For the listing below, give the count of lines containing "министра", and no other text.

— Begin EXTRACTED ENTRIES —

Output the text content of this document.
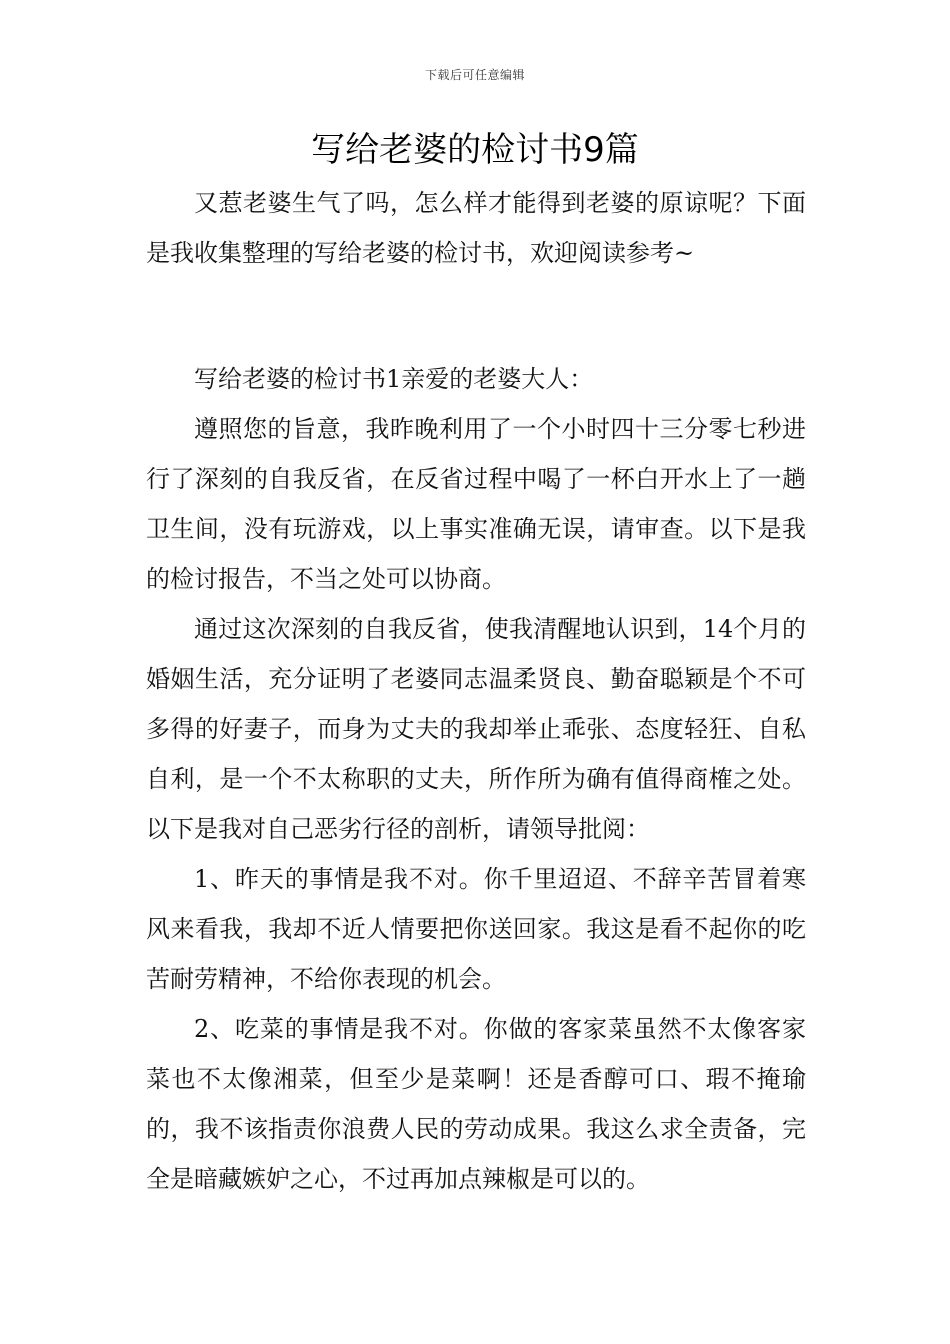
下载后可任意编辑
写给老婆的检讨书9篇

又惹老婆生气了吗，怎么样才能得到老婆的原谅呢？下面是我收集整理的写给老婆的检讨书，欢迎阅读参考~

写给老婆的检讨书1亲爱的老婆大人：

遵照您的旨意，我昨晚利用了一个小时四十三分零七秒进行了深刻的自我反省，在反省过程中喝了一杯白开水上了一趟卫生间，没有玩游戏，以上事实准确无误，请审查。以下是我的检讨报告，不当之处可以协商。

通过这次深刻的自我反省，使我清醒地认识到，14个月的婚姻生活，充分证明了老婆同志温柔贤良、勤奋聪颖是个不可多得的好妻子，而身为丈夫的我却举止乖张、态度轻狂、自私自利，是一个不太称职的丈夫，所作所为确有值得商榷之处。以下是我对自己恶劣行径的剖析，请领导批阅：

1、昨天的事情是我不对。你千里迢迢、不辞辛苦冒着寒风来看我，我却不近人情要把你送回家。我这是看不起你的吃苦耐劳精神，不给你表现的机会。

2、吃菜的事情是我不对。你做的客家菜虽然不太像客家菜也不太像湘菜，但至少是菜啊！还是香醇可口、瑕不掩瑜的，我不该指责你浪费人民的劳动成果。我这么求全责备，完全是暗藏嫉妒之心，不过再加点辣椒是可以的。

— End EXTRACTED ENTRIES —
— Begin EXTRACTED ENTRIES —

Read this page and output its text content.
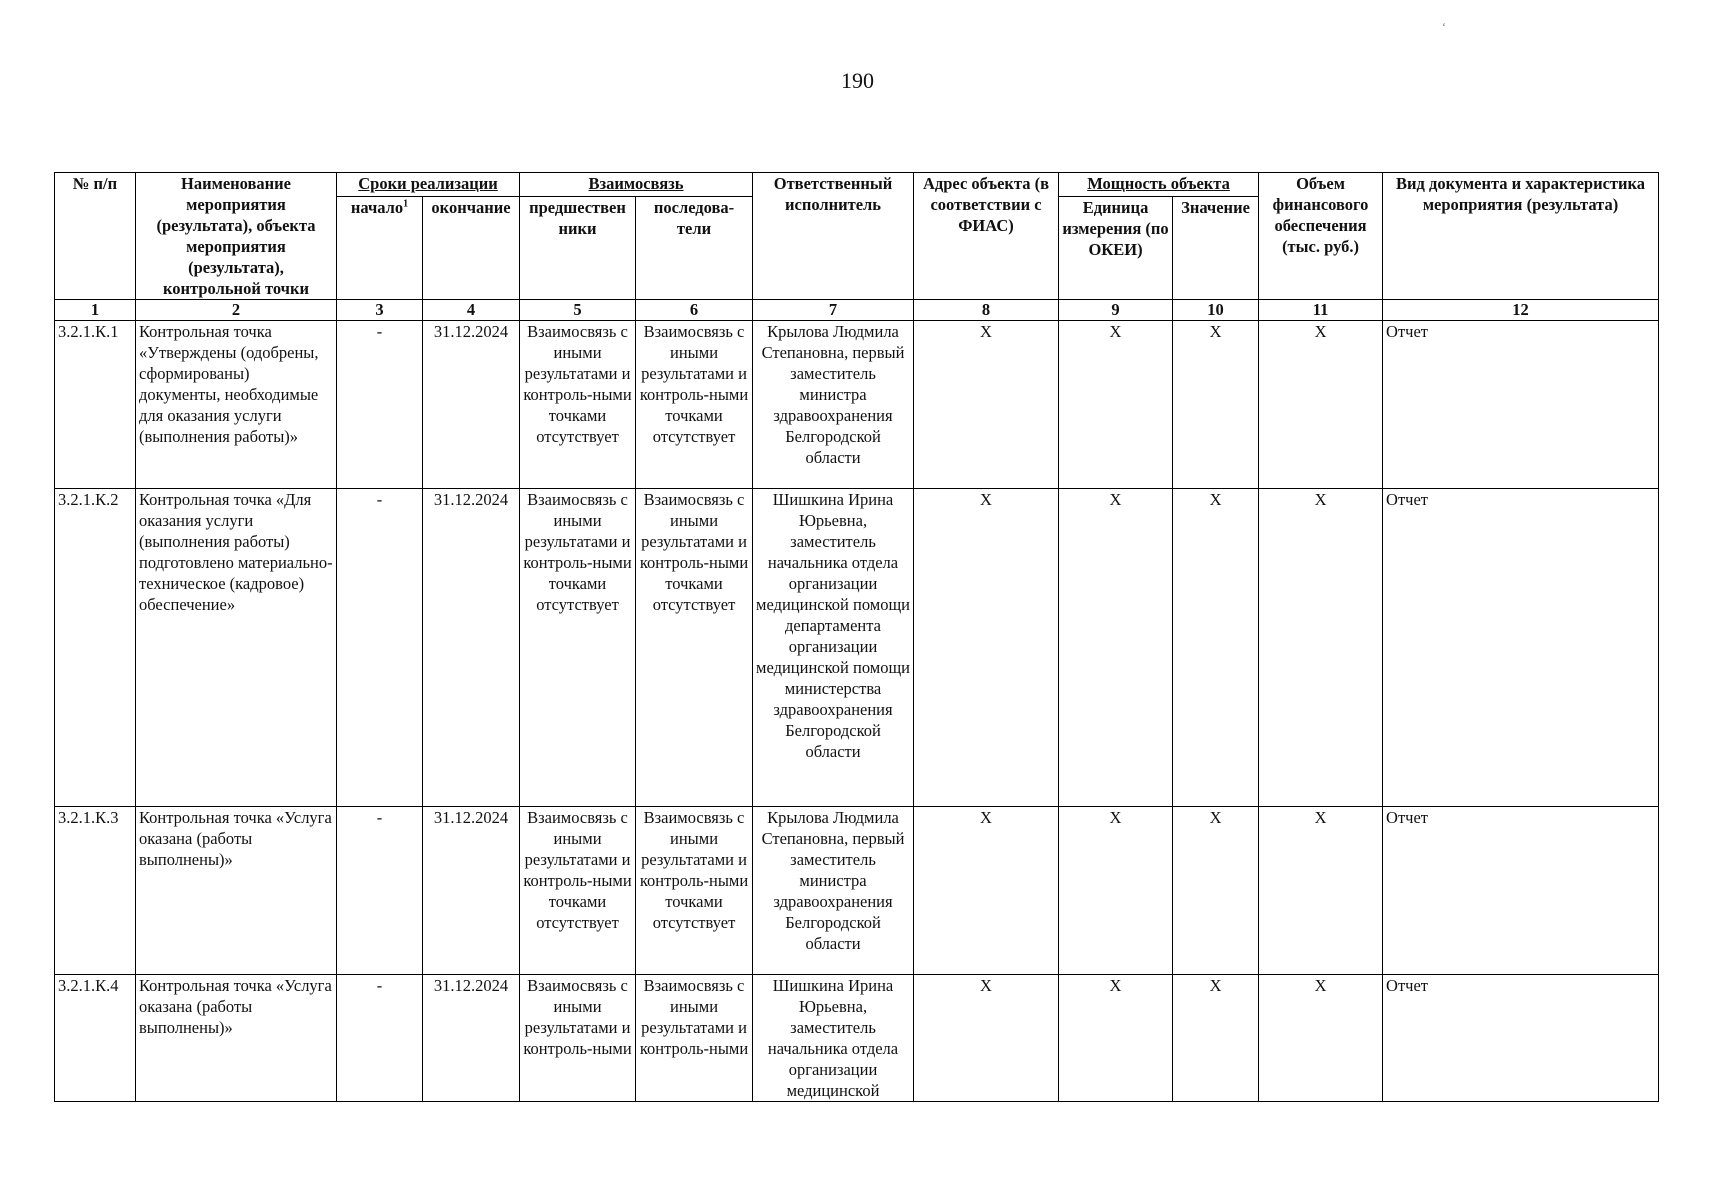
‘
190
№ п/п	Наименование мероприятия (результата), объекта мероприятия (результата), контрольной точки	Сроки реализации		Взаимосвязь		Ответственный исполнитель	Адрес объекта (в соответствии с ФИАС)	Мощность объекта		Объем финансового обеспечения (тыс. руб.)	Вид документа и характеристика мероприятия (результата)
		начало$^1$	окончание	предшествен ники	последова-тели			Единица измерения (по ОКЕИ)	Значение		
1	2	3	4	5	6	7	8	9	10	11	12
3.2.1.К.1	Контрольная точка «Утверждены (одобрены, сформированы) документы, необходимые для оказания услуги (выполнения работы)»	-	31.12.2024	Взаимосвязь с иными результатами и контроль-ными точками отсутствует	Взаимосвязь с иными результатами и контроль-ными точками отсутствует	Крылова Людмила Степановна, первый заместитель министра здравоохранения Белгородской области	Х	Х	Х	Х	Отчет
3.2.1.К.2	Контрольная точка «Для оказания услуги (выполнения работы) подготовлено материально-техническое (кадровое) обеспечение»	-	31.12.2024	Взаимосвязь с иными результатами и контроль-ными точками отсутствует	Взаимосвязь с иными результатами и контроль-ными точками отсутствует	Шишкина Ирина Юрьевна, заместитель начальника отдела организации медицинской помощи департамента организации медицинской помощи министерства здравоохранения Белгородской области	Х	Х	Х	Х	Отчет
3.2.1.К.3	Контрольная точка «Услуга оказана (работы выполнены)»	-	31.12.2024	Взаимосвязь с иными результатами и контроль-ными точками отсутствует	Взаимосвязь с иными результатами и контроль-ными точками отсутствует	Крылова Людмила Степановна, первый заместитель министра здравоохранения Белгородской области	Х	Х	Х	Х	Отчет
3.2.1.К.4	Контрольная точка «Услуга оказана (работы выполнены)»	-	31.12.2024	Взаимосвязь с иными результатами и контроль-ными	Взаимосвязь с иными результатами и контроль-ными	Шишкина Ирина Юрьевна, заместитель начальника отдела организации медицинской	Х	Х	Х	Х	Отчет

— End EXTRACTED ENTRIES —
— Begin EXTRACTED ENTRIES —

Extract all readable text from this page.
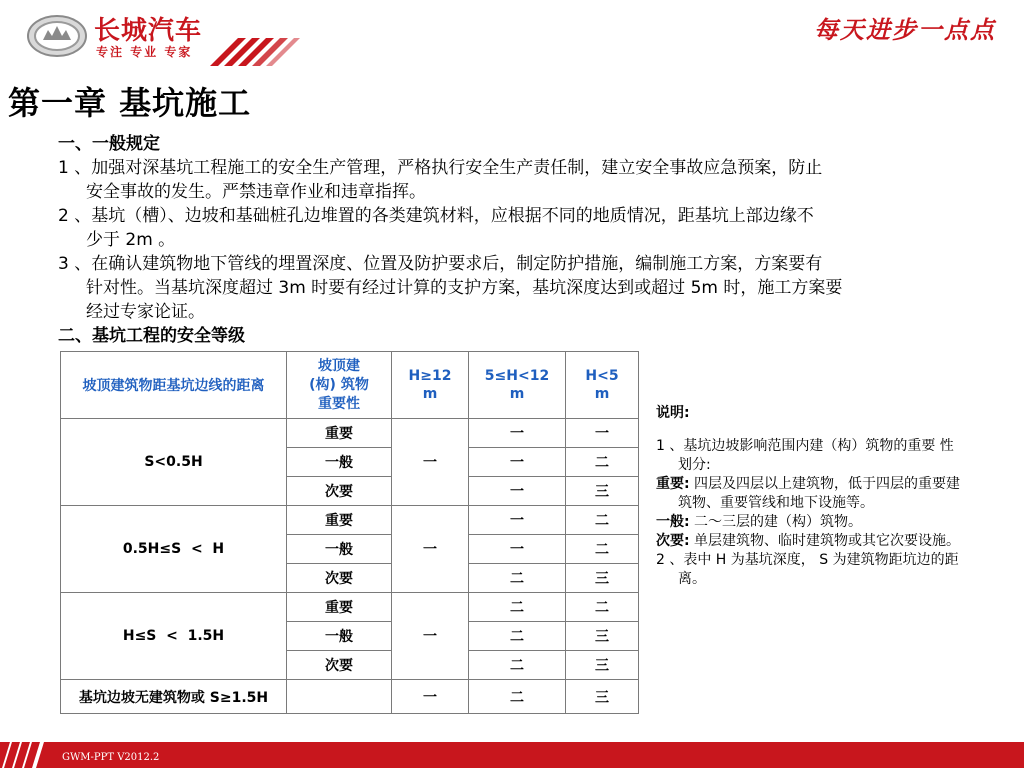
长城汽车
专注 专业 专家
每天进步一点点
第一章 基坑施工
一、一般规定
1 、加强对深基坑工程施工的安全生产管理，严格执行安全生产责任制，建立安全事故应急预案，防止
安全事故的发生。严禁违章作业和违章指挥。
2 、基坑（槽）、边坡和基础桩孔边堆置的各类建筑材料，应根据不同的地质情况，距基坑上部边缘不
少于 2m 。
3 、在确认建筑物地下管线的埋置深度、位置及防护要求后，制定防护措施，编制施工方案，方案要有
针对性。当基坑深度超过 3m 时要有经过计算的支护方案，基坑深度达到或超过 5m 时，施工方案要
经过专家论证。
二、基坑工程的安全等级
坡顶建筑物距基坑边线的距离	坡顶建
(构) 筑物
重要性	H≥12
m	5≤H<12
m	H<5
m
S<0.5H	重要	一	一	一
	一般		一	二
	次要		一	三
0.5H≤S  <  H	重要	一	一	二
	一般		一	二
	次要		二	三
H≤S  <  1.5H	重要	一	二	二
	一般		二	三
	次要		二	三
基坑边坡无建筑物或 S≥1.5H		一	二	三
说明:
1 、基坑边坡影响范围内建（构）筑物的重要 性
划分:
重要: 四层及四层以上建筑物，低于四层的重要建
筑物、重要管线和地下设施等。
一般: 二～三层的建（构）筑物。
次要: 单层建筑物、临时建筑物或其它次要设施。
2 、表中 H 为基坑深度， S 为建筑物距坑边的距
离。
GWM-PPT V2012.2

— End EXTRACTED ENTRIES —

→ **OUTPUT FOR THIS TASK**:
2